Work to do | Every line that holds the string "name" is to be identified and copied.

Items |
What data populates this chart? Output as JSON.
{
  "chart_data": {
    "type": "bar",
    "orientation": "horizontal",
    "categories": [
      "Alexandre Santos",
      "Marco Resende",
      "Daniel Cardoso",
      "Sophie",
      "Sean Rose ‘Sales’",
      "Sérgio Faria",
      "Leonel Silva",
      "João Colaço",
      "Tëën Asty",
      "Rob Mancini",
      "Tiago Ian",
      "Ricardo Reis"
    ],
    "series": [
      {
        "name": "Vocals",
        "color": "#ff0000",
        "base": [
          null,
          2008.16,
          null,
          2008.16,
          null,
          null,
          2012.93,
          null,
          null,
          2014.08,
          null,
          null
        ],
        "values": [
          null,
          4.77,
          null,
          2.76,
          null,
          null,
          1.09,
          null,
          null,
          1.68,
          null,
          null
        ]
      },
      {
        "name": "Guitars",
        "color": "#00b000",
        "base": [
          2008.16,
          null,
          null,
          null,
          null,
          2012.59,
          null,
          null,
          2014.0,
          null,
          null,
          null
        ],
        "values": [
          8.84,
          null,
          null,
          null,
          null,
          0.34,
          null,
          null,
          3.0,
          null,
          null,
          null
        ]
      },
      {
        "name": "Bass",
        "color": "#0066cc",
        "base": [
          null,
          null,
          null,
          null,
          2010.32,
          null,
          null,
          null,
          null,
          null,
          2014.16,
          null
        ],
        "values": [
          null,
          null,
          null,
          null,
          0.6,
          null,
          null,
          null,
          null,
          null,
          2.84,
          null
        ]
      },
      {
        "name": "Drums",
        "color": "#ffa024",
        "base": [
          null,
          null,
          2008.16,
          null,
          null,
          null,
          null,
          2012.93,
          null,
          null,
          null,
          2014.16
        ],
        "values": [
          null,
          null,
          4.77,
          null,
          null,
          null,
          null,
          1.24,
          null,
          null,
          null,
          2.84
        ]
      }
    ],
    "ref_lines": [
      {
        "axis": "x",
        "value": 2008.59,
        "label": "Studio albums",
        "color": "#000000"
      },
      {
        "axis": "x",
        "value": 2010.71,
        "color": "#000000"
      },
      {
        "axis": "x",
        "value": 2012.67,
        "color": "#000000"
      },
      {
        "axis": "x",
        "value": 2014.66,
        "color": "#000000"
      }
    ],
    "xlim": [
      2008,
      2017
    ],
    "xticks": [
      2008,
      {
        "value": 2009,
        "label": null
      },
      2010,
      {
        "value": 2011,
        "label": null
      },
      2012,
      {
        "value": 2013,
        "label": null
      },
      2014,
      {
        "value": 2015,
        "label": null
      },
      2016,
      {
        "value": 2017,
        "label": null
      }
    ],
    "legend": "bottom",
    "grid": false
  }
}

==

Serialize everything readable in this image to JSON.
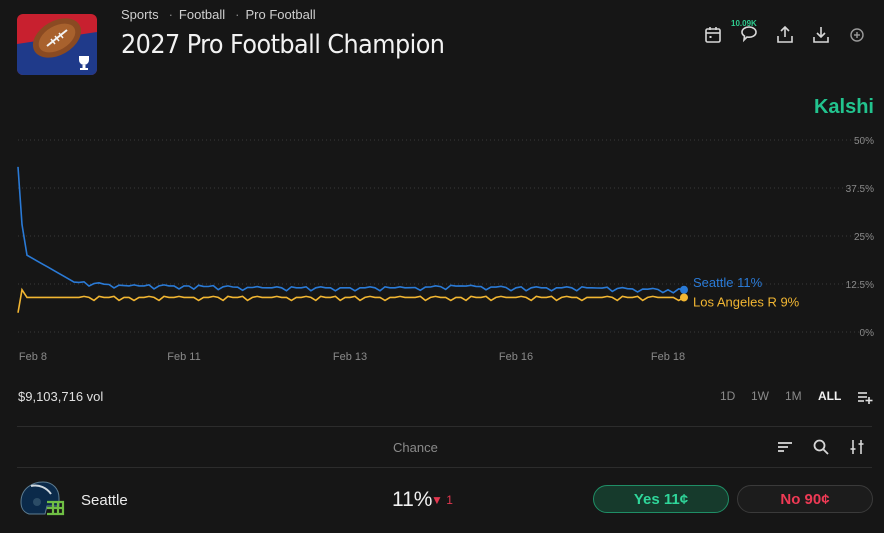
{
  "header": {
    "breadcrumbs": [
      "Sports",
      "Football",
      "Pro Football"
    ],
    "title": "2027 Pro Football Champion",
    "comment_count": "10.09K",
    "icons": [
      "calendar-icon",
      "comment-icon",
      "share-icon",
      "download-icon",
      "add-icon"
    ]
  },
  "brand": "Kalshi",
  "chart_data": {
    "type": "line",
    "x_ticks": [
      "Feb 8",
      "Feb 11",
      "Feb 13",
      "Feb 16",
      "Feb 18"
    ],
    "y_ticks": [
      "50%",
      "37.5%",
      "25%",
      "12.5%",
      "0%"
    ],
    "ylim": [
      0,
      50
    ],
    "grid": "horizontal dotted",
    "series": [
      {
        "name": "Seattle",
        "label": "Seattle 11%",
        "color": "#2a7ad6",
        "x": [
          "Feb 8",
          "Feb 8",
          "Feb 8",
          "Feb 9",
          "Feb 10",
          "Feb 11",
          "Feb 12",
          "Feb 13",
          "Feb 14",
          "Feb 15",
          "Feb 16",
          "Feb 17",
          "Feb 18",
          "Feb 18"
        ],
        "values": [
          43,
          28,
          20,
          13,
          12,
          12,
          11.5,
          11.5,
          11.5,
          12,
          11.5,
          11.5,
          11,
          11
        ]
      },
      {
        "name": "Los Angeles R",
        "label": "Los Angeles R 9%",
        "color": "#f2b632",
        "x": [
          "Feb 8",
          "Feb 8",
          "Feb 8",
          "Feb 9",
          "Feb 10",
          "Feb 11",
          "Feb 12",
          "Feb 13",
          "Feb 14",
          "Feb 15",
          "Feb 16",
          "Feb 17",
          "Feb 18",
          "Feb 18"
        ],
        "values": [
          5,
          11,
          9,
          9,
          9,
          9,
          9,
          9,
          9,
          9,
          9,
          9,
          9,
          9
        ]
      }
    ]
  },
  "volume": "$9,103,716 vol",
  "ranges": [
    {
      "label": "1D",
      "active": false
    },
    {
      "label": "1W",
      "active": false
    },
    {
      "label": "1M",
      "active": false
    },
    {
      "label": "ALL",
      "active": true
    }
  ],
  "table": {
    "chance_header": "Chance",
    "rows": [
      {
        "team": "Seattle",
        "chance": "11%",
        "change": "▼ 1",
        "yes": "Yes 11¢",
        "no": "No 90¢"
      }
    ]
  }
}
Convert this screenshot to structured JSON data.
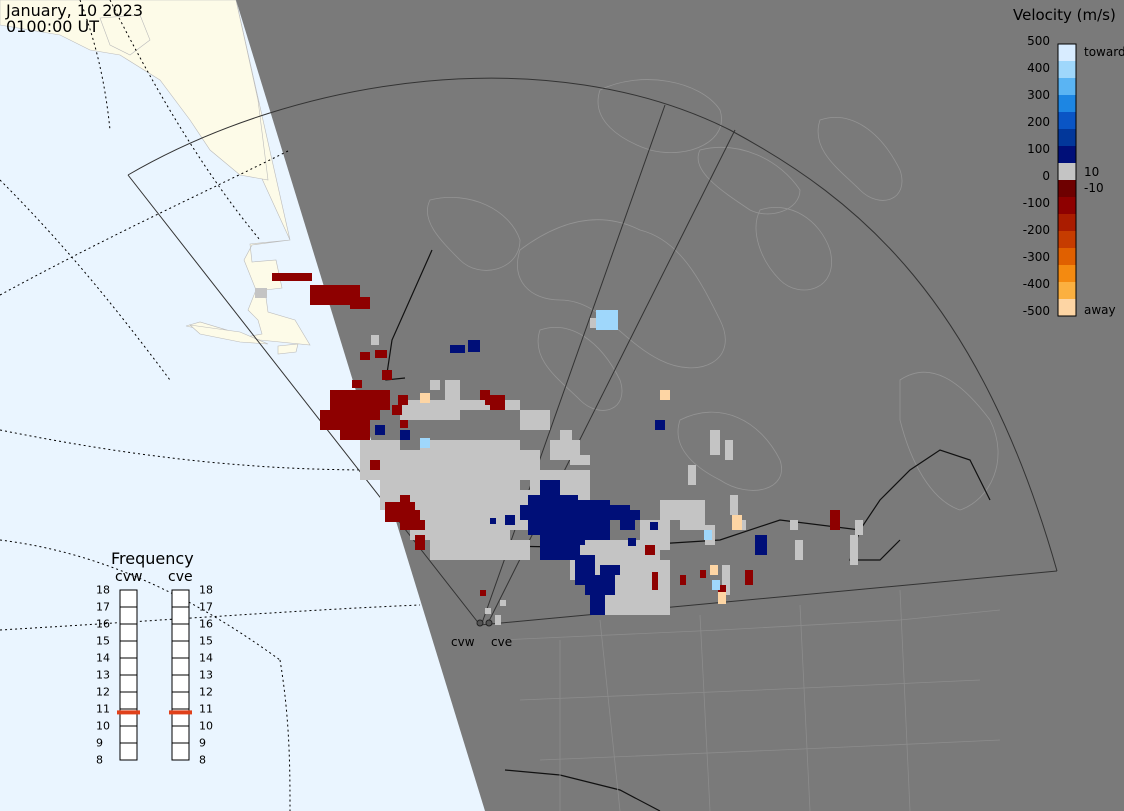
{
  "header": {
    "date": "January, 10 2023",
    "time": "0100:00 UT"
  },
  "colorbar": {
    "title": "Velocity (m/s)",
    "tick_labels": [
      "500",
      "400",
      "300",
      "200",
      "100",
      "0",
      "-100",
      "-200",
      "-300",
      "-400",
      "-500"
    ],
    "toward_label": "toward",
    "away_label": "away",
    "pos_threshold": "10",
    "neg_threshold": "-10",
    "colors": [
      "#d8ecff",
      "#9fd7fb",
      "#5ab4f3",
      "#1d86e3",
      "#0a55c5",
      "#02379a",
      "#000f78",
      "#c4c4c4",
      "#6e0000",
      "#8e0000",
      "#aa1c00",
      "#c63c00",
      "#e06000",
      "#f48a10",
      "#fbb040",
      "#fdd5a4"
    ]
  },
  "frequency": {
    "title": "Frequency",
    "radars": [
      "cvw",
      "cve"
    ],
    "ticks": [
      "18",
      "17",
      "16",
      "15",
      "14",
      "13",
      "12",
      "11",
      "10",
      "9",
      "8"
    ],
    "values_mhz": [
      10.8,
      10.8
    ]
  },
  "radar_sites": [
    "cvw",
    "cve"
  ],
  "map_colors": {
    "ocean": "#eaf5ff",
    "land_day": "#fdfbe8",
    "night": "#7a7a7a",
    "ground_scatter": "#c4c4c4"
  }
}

Answer to this problem |
        "name": "Vocals",
        "name": "Guitars",
        "name": "Bass",
        "name": "Drums",
        "name": "Seattle",
        "name": "Los Angeles R",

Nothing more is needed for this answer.